# INSTRUCTIONS TO FOLLOW
All the data should come back exactly as it was given.

# SOURCE RECORDS
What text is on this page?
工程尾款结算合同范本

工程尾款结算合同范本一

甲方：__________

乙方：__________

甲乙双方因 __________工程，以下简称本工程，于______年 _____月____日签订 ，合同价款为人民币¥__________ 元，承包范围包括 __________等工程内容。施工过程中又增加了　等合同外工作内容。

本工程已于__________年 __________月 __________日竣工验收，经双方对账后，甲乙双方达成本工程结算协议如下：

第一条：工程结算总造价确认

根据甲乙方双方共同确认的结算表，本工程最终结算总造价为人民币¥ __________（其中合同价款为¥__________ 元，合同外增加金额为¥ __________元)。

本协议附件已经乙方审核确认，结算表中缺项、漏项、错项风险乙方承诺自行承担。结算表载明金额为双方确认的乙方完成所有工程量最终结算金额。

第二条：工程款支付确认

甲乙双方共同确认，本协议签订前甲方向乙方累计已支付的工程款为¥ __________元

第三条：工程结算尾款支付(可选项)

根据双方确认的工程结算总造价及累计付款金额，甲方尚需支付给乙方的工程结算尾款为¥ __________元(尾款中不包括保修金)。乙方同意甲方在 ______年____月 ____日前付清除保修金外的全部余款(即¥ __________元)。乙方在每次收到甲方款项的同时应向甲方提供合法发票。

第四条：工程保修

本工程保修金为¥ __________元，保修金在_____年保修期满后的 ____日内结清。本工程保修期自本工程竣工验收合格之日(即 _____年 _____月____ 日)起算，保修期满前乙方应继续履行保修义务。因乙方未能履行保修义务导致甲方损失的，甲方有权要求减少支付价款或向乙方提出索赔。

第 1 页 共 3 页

# TASK SOLUTION
What text is on this page?
工程尾款结算合同范本

工程尾款结算合同范本一

甲方：__________

乙方：__________

甲乙双方因 __________工程，以下简称本工程，于______年 _____月____日签订 ，合同价款为人民币¥__________ 元，承包范围包括 __________等工程内容。施工过程中又增加了　等合同外工作内容。

本工程已于__________年 __________月 __________日竣工验收，经双方对账后，甲乙双方达成本工程结算协议如下：

第一条：工程结算总造价确认

根据甲乙方双方共同确认的结算表，本工程最终结算总造价为人民币¥ __________（其中合同价款为¥__________ 元，合同外增加金额为¥ __________元)。

本协议附件已经乙方审核确认，结算表中缺项、漏项、错项风险乙方承诺自行承担。结算表载明金额为双方确认的乙方完成所有工程量最终结算金额。

第二条：工程款支付确认

甲乙双方共同确认，本协议签订前甲方向乙方累计已支付的工程款为¥ __________元

第三条：工程结算尾款支付(可选项)

根据双方确认的工程结算总造价及累计付款金额，甲方尚需支付给乙方的工程结算尾款为¥ __________元(尾款中不包括保修金)。乙方同意甲方在 ______年____月 ____日前付清除保修金外的全部余款(即¥ __________元)。乙方在每次收到甲方款项的同时应向甲方提供合法发票。

第四条：工程保修

本工程保修金为¥ __________元，保修金在_____年保修期满后的 ____日内结清。本工程保修期自本工程竣工验收合格之日(即 _____年 _____月____ 日)起算，保修期满前乙方应继续履行保修义务。因乙方未能履行保修义务导致甲方损失的，甲方有权要求减少支付价款或向乙方提出索赔。

第 1 页 共 3 页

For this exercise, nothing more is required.